_Work order 1_. From the post about living with PTSD, quote the stretch from "It's hard to believe" through "my womb (room.)" word for word.
_Work order 2_.
Answer these questions using the post about living with PTSD:
(a) How many months since the diagnosis did Friday mark?
(b) How often does the writer visit Ian?
(c) Where was the writer when Ian was brought up and the writer told stories about him?

_Reading passage_.
════════════════

It's hard to believe that Friday marked my 10 months since being diagnosed. So much has happened... my life has completely changed. Two years ago, I never saw my self here, even a year ago, I never thought that I would be in a happier place in my life. It's hard to describe. I'm happier, but PTSD is like a crazy roller coaster. Within seconds of something happening, I can be in a depressed mood with anxiety through the roof, and spending every moment in my womb (room.)
I want to live in this 'high' as long as I possibly can. It's a feeling that I can't describe. I think Ian has helped so much with that. I visit him every week, talk to him, and I feel his presence more than ever now. I feel like he is with me everyday and I truly believe he is helping me to start remembering the good times that we had with him. I've had such a hard time dealing with Ian. Whenever I think of him, my mind always goes right to the fact that he died or the flu, he isn't here anymore. I think Ian has pushed me to think of all the good times. The other night while I was at Julie's with the other neighbors, he was brought up. Instead of me instantly going to shut down mode, I told stories of him and laughed. Later when I left, I remember a certain part of my dream I had a few weeks prior and remember seeing his smiling face and him laughing. I am so blessed to have such an incredible guardian angel. I couldn't imagine going through this journey without him. I know he is helping me through this. And it's not like I didn't feel his presence before all of this or even until now, I think a lot of it has to do with the fact that I am letting him help me. I am letting him guide me through this. I am SO lucky!
This has been a journey the last 10 months. But I believe that Ian is truly helping me through all of this. I know that there will never be a date that will end this journey, but I know that I can better myself through all of this. I have come so far in the last 10 months.. even in the last 2 years.. I know I have a long journey ahead of me, but with the love and support of everyone around me, I will make it through this.

════════════════

_Data to examine_.
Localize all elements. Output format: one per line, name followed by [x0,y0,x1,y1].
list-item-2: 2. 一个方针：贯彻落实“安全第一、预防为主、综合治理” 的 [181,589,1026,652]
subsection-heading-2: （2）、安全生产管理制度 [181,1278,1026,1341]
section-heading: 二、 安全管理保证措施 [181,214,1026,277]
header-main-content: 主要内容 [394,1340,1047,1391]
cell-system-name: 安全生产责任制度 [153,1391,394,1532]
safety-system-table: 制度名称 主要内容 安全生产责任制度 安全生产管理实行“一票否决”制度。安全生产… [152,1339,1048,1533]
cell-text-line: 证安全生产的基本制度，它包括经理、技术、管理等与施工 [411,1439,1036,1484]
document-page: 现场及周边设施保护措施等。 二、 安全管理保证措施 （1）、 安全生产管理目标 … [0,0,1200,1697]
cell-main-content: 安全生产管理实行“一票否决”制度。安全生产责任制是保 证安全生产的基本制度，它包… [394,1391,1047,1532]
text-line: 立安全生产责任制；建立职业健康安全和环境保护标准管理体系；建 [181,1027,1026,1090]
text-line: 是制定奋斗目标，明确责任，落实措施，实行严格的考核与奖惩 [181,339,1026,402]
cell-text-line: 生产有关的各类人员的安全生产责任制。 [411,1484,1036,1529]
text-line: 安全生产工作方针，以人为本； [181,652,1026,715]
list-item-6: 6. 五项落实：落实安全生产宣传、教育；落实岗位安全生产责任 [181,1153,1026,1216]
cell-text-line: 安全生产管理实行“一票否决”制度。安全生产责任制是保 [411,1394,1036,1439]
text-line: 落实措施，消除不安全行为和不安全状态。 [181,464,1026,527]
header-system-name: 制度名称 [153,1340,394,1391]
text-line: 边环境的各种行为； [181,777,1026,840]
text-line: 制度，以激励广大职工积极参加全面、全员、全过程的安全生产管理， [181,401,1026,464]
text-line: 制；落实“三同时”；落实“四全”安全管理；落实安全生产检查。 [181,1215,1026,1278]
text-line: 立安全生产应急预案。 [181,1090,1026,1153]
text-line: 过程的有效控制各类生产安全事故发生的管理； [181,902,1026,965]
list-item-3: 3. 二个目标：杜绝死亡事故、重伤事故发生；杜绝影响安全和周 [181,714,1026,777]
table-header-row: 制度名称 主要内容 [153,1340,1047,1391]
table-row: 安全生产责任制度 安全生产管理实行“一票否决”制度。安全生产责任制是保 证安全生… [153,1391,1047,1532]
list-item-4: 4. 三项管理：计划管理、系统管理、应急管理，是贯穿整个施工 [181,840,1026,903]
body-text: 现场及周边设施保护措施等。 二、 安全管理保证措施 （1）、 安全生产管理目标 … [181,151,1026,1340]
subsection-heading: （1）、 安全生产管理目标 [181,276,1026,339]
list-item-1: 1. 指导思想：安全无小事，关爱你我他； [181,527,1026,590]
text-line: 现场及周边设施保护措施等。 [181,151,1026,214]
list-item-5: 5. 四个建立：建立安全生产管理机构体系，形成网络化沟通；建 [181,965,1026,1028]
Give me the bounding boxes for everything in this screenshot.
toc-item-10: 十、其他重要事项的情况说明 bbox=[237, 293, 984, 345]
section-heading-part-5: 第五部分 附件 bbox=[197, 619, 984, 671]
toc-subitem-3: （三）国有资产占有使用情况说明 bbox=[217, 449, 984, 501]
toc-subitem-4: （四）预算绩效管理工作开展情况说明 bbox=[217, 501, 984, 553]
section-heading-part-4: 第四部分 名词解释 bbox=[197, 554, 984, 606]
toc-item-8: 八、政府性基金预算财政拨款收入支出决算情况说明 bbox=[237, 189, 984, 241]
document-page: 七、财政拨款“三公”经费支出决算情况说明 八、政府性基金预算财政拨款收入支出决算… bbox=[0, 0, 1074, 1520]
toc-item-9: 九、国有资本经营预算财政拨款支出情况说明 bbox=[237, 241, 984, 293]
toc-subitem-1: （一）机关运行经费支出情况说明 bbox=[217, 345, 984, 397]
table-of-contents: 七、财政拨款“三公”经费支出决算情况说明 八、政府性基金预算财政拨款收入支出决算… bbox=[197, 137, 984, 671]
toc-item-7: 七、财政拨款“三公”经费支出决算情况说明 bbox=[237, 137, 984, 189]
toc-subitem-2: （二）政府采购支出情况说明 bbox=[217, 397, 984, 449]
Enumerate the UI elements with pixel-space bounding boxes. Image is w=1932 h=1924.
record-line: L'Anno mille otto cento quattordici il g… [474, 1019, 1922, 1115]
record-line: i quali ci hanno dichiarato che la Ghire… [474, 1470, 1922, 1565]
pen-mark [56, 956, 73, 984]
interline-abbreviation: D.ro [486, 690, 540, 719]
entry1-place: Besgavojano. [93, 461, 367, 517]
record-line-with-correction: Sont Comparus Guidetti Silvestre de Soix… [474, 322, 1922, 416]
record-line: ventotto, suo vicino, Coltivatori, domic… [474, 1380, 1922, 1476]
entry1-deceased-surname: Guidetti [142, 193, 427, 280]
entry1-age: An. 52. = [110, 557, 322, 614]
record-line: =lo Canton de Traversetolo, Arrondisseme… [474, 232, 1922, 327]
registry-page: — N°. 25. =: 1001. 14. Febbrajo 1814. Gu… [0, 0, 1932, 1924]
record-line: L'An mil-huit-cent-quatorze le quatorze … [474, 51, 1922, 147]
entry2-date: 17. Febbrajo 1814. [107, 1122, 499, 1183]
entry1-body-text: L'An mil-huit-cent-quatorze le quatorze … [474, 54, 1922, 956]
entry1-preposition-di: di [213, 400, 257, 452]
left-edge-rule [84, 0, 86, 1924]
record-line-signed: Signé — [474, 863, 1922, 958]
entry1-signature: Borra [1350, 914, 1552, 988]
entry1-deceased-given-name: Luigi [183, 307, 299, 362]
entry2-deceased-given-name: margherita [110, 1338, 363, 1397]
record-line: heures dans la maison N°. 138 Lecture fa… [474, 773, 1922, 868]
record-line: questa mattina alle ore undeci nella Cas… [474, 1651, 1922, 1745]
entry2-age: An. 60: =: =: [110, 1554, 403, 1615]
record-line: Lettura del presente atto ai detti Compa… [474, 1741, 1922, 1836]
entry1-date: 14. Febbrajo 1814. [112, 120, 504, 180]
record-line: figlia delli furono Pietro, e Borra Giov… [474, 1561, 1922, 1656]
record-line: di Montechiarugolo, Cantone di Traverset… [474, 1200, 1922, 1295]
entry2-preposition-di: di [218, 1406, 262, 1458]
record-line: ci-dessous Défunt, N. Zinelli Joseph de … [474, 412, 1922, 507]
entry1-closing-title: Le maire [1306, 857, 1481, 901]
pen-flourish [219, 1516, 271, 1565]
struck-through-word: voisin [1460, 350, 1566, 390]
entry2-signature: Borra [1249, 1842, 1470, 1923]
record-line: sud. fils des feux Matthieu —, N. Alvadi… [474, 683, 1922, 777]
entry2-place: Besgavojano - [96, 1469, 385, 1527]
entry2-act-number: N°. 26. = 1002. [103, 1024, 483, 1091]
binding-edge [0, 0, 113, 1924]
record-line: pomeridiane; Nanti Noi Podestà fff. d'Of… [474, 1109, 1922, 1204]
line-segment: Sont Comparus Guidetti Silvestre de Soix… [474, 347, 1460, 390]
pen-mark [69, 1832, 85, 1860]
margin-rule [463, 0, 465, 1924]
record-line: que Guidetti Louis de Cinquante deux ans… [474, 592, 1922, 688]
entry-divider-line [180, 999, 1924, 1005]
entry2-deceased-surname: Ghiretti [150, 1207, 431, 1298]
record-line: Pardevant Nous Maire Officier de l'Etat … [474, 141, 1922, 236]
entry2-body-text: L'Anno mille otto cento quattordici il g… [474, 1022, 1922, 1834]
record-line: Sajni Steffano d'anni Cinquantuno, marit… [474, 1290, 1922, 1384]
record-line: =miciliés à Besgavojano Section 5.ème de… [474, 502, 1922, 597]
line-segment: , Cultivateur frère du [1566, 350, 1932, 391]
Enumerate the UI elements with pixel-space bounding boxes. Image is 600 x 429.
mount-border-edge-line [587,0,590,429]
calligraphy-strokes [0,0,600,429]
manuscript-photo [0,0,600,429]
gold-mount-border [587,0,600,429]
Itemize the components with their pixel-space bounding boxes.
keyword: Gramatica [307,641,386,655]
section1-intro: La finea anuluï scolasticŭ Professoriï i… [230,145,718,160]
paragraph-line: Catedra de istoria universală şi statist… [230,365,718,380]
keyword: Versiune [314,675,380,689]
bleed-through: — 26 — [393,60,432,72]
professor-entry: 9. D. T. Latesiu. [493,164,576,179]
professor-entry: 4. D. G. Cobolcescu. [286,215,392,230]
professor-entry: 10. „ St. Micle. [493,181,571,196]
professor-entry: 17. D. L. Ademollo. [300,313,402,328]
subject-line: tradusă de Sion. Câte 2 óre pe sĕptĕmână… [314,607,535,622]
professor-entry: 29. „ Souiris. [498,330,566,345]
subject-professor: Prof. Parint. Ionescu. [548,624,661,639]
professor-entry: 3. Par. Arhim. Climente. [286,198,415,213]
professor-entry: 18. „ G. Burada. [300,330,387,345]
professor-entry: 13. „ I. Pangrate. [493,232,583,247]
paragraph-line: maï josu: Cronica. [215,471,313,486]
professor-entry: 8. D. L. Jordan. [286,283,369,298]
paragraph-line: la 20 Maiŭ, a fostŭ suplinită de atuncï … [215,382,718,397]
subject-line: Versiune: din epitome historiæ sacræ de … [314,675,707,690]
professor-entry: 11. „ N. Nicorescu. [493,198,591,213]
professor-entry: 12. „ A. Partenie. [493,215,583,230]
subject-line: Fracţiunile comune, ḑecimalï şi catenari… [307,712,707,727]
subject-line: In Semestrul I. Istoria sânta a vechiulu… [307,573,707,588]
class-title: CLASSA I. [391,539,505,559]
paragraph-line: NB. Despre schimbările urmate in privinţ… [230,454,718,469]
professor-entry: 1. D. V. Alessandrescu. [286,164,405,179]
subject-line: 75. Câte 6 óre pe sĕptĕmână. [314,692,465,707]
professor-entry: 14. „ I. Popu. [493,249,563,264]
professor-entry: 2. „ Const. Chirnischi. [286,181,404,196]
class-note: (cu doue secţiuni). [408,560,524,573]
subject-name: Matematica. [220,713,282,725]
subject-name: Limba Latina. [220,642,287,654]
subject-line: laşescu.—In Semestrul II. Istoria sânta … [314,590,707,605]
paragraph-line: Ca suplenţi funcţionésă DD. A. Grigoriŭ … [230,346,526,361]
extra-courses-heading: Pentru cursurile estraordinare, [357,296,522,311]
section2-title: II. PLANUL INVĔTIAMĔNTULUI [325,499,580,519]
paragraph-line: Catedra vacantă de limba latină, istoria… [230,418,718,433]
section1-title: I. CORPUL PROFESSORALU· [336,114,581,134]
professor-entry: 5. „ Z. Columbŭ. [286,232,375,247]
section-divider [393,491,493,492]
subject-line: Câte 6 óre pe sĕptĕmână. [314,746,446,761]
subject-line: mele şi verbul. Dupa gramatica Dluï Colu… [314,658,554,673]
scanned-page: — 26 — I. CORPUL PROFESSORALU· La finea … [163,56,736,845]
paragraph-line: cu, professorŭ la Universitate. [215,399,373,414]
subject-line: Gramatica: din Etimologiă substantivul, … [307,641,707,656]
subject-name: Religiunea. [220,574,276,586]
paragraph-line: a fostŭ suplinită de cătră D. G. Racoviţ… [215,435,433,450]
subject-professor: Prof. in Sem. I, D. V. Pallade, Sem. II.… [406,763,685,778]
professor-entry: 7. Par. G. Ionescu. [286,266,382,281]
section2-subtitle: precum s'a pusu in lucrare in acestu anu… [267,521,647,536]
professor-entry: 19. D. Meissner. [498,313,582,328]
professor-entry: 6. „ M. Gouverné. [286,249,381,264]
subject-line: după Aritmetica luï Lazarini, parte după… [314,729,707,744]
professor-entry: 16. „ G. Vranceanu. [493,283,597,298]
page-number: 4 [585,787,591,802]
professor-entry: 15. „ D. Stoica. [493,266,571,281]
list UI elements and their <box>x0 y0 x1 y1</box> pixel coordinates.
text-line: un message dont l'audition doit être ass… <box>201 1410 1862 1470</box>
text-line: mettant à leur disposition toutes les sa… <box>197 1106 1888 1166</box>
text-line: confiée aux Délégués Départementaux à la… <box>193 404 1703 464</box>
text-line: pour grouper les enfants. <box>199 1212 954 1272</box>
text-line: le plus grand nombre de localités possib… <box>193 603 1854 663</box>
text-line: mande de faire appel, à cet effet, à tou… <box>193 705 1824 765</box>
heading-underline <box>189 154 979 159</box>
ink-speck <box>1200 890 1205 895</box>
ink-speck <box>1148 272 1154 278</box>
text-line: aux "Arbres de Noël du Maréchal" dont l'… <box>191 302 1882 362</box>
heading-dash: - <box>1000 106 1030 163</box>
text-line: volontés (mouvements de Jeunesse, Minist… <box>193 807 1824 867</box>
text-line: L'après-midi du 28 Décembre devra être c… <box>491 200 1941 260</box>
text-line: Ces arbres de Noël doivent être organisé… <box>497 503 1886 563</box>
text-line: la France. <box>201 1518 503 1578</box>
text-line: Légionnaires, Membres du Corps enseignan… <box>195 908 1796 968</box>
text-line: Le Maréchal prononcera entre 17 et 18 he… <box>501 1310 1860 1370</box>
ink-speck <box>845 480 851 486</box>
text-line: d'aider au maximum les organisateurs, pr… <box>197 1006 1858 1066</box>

════════════════

_Expected output 1_.
It's hard to believe that Friday marked my 10 months since being diagnosed. So much has happened... my life has completely changed. Two years ago, I never saw my self here, even a year ago, I never thought that I would be in a happier place in my life. It's hard to describe. I'm happier, but PTSD is like a crazy roller coaster. Within seconds of something happening, I can be in a depressed mood with anxiety through the roof, and spending every moment in my womb (room.)

_Expected output 2_.
(a) Ten months.
(b) Every week.
(c) At Julie's, with the other neighbors.